**List of tasks**.
#1 Translate this sentence from the figure captions into Spanish: "Premature stimulation (S1–S2: 300 ms) causes a parallel decrease in the amplitude of Epi APN and that of the J wave (arrow)."
#2 Answer from the figure captions:
(a) In Figure 4, the amplitudes are normalized to the value recorded at what S1–S2 interval?
(b) In Figure 5, what concentration of terfenadine is used?
(c) In Figure 5, what S1–S2 interval does the extrastimulus that triggers polymorphic VT have?

**Text under study**.

==*==

Figure 4
Figure 4
Effect of premature stimulation on the relationship between epicardial (Epi) action potential notch (APN) notch amplitude and J wave amplitude. (A) Simultaneous recording of a transmural ECG and transmembrane APs from the Epi and endocardial (Endo) regions of an isolated arterially-perfused right ventricular wedge. A significant APN in the epicardium is associated with a prominent J wave (arrow) during basic stimulation (S1–S1: 4,000 ms). Premature stimulation (S1–S2: 300 ms) causes a parallel decrease in the amplitude of Epi APN and that of the J wave (arrow). (B) Plot of the amplitudes of the Epi APN (open circles) and J wave (open squares) as a function of the S1–S2 interval. The amplitude of the Epi APN and that of J wave are normalized to the value recorded at an S1–S2 interval of 900 ms. (Modified from Yan and Antzelevitch, with permission.)
Figure 5
Figure 5
Cellular basis for electrocardiographic and arrhythmic manifestation of Brugada syndrome (BS). Each panel shows transmembrane action potentials (AP) from 1 endocardial (Endo) (Top) and 2 epicardial (Epi) sites together with a transmural ECG recorded from a canine coronary-perfused right ventricular wedge preparation. (A) Control (basic cycle length=400 ms). (B) Combined sodium- and calcium-channel blockade with terfenadine (5 μmol/L) accentuates the Epi AP notch, creating a transmural voltage gradient that manifests as an exaggerated J wave or ST segment elevation in the ECG. (C) Continued exposure to terfenadine results in all-or-none repolarization at the end of phase 1 at some Epi sites but not others, creating a local Epi dispersion of repolarization (EDR) as well as a transmural dispersion of repolarization (TDR). (D) Phase 2 reentry occurs when the Epi AP dome propagates from a site where it is maintained to regions where it has been lost, giving rise to a closely-coupled extra-systole. (E) Extrastimulus (S1–S2=250 ms) applied to the epicardium triggers a polymorphic ventricular tachycardia (VT). (F) Phase 2 reentrant extrasystole triggers a brief episode of polymorphic VT. (Modified from Fish and Antzelevitch, with permission.)

==*==

[Page layout parsing data]
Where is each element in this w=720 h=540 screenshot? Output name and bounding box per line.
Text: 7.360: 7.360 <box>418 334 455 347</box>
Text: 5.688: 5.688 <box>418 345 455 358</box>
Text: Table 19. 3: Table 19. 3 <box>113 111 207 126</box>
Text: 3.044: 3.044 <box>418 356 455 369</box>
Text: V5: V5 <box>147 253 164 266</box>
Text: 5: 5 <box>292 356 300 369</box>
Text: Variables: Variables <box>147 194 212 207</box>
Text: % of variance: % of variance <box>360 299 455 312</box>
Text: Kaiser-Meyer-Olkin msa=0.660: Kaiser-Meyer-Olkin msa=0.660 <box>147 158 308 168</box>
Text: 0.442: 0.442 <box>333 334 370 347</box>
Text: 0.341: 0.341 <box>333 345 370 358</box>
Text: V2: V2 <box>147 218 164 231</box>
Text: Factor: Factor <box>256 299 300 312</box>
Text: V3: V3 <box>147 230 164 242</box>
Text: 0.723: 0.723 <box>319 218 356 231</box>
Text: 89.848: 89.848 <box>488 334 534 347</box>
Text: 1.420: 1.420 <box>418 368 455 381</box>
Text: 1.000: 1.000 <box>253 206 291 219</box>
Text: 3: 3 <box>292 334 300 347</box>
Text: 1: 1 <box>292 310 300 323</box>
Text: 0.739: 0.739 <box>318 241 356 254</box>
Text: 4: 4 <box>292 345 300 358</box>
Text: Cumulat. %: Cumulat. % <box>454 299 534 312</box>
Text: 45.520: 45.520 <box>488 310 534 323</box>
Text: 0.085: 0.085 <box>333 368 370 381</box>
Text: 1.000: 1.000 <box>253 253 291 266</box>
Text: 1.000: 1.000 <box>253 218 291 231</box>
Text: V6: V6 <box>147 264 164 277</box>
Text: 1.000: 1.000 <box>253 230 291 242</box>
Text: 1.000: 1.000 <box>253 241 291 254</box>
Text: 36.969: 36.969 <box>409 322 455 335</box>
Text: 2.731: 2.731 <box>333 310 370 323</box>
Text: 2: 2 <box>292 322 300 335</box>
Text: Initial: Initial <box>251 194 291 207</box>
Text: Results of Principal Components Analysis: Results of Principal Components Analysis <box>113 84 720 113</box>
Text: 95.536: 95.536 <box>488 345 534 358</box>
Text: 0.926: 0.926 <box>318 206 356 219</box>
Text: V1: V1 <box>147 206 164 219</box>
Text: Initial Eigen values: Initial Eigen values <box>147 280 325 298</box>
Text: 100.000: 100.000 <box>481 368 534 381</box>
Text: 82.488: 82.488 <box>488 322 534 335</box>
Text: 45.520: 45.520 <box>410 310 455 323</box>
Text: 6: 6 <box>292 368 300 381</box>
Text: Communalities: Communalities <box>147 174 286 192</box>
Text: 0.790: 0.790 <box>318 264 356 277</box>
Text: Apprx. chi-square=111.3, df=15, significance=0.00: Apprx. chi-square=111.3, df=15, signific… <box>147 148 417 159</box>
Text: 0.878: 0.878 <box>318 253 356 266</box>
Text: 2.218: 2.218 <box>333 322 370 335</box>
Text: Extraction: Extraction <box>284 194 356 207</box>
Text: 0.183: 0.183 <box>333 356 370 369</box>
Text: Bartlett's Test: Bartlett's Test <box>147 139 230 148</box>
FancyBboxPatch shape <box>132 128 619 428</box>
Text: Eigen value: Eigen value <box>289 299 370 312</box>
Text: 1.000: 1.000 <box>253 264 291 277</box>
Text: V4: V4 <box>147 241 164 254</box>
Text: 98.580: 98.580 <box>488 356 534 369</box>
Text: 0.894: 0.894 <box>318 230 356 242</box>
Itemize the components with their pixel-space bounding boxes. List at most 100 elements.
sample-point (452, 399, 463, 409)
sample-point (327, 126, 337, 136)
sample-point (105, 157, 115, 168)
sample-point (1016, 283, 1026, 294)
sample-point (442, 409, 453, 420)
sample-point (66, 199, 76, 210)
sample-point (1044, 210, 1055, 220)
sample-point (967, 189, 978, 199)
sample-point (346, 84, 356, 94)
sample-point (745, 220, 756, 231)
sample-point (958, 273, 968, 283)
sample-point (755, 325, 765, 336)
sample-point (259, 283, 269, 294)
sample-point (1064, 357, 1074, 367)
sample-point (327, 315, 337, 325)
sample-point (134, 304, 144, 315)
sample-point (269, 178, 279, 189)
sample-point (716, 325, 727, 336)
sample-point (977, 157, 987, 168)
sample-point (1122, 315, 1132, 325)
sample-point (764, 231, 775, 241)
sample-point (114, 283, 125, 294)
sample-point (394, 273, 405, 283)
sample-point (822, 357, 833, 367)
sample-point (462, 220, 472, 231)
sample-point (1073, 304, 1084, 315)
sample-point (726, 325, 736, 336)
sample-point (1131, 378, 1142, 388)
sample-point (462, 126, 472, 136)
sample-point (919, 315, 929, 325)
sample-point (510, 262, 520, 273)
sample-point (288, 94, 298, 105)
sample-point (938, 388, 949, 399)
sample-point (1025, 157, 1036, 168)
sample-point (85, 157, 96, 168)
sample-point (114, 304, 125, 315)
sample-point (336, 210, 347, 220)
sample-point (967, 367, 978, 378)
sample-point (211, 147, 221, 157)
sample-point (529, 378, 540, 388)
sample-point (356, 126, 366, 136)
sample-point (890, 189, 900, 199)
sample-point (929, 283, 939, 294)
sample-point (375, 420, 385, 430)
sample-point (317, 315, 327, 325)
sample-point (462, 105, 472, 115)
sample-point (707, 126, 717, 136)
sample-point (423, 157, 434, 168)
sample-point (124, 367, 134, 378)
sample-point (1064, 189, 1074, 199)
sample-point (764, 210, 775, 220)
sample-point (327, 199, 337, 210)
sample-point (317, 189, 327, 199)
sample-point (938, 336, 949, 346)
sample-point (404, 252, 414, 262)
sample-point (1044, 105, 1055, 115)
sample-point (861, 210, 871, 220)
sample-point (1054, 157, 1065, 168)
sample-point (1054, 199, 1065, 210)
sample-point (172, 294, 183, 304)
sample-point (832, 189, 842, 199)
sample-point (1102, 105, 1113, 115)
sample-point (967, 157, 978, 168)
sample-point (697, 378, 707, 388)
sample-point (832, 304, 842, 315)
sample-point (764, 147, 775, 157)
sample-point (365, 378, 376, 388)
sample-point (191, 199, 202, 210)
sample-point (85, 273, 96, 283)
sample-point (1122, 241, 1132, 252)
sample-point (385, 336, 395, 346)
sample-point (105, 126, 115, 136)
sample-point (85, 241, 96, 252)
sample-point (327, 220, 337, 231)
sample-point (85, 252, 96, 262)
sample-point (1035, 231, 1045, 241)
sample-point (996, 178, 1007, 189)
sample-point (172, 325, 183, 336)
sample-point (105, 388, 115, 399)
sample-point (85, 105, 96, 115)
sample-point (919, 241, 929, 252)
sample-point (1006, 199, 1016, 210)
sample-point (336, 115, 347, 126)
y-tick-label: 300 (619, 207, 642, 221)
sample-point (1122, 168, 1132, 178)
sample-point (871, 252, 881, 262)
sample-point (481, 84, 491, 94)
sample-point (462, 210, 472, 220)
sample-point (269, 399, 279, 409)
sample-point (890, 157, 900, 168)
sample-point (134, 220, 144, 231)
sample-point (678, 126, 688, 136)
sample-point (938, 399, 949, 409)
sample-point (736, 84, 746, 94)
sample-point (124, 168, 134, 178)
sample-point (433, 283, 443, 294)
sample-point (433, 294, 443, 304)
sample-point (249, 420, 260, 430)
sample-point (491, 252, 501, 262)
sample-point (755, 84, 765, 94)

==*==

**Responses**.
#1 La estimulación prematura (S1–S2: 300 ms) provoca una disminución paralela de la amplitud de la APN Epi y de la de la onda J (flecha).

#2
(a) 900 ms
(b) 5 μmol/L
(c) 250 ms